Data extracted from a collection
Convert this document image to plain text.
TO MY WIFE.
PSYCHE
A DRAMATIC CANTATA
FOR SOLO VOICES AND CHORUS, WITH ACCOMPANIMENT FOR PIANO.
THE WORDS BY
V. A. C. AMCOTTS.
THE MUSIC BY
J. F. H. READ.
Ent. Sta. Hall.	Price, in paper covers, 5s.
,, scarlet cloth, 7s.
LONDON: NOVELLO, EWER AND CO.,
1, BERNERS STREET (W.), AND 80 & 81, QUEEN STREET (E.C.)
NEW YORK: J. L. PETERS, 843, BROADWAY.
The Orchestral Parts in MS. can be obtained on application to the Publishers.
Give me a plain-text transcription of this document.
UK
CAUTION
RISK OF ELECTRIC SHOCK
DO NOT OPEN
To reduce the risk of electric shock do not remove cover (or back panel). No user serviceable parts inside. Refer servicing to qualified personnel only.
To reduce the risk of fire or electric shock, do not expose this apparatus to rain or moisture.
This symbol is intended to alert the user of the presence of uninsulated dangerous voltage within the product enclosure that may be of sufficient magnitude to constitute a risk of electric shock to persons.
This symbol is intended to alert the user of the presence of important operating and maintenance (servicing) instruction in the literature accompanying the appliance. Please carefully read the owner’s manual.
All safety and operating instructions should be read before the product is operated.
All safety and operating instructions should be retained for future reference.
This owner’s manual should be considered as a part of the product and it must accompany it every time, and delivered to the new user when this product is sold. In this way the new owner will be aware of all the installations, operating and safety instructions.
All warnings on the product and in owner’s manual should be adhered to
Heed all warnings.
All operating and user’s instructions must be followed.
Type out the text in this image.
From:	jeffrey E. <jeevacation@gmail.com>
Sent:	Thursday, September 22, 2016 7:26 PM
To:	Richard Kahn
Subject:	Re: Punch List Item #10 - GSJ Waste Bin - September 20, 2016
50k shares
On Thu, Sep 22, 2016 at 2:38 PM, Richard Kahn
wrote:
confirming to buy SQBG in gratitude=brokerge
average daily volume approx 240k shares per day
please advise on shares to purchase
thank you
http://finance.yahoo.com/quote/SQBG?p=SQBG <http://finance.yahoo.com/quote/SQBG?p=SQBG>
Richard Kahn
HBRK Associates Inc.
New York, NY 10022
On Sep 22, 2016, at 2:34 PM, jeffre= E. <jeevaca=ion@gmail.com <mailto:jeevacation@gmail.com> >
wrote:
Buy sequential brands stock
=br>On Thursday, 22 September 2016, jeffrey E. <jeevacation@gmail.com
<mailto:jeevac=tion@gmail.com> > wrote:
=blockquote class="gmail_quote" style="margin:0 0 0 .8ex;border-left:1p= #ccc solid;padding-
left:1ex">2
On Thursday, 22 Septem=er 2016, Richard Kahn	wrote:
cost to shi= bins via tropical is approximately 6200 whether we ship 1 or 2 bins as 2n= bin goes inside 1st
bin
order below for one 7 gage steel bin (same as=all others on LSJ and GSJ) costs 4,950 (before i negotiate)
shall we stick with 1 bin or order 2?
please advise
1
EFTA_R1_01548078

WORK REQUIRED: Find each line holding "document". Copy it out.

THE RESULT:
Convert this document image to plain text.
Give me a plain-text transcription of this document.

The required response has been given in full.